-- Task prompt --
Search the records for the word "JSON" and pick out every line that has it.

### Given data

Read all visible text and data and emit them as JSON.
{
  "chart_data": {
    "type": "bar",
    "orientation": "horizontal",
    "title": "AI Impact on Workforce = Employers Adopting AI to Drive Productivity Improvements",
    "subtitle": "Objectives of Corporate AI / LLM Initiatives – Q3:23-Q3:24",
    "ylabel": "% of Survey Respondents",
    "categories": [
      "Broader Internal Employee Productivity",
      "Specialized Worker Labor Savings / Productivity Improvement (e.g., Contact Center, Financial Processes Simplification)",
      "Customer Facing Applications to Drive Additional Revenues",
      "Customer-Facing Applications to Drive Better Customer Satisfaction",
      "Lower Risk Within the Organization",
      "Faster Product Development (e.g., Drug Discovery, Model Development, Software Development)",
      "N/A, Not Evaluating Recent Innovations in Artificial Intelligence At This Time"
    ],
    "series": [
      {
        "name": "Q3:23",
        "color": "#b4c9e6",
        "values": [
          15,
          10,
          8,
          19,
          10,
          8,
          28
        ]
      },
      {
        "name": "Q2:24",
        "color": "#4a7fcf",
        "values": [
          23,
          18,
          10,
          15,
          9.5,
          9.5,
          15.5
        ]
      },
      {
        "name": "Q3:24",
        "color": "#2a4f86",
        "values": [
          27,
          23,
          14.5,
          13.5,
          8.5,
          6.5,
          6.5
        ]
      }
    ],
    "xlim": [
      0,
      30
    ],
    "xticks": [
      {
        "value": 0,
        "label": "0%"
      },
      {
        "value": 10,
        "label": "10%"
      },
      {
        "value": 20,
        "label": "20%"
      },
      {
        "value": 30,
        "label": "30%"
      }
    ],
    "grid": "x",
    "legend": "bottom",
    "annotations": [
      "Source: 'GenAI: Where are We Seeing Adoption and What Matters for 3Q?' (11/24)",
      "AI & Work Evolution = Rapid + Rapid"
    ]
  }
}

######
### Given data

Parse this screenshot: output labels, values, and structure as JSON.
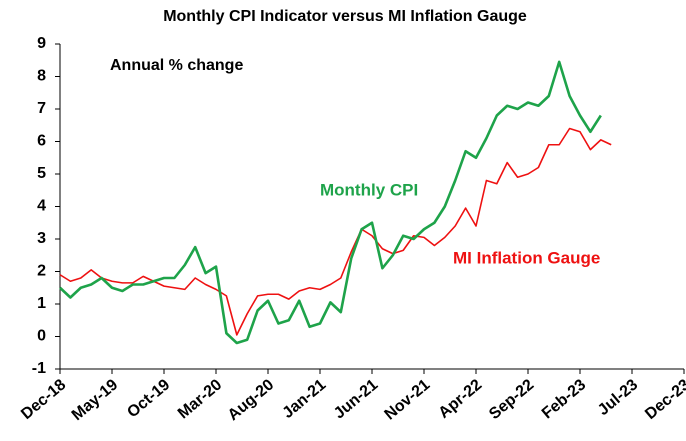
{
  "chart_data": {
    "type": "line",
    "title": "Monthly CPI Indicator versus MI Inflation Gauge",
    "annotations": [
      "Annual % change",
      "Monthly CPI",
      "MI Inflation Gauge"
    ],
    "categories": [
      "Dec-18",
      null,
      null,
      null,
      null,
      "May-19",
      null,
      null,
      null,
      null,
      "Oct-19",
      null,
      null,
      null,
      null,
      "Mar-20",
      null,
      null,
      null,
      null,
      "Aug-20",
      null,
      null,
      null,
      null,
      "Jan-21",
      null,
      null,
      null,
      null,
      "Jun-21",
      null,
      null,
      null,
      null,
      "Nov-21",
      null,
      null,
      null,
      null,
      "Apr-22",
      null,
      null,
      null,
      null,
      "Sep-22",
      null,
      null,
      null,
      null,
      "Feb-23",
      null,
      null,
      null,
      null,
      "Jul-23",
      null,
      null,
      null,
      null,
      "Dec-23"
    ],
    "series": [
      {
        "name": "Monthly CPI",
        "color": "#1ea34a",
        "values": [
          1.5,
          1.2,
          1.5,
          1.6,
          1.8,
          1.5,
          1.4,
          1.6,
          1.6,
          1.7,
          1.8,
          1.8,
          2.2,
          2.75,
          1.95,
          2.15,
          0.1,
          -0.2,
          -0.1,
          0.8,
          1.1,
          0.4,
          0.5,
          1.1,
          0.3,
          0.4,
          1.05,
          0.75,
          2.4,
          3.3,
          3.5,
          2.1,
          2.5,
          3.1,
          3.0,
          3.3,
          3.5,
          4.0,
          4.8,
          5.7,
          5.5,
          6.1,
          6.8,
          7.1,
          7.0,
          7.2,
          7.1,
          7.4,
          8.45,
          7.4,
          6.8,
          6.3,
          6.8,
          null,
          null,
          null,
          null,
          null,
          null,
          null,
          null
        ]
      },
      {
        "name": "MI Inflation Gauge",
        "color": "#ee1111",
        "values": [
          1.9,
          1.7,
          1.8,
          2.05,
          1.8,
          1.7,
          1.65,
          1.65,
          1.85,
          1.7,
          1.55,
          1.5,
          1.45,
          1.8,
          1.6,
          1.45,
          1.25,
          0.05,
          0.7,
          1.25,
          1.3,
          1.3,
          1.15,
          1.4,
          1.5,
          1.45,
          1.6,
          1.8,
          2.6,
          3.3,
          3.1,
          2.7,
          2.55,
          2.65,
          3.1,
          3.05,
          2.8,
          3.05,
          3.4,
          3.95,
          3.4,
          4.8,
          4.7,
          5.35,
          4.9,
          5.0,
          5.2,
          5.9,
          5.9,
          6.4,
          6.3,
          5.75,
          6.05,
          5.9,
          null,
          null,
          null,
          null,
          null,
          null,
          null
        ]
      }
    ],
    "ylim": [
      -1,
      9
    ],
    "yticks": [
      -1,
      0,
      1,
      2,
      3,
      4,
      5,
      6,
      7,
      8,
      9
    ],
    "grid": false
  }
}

######
### Given data

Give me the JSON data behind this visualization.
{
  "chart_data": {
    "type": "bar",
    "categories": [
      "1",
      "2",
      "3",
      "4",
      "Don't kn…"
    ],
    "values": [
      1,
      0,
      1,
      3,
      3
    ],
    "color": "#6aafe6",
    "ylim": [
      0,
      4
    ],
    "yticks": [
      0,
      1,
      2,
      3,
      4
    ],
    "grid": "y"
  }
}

######

-- Solution to this problem --
Read all visible text and data and emit them as JSON.
Parse this screenshot: output labels, values, and structure as JSON.
Give me the JSON data behind this visualization.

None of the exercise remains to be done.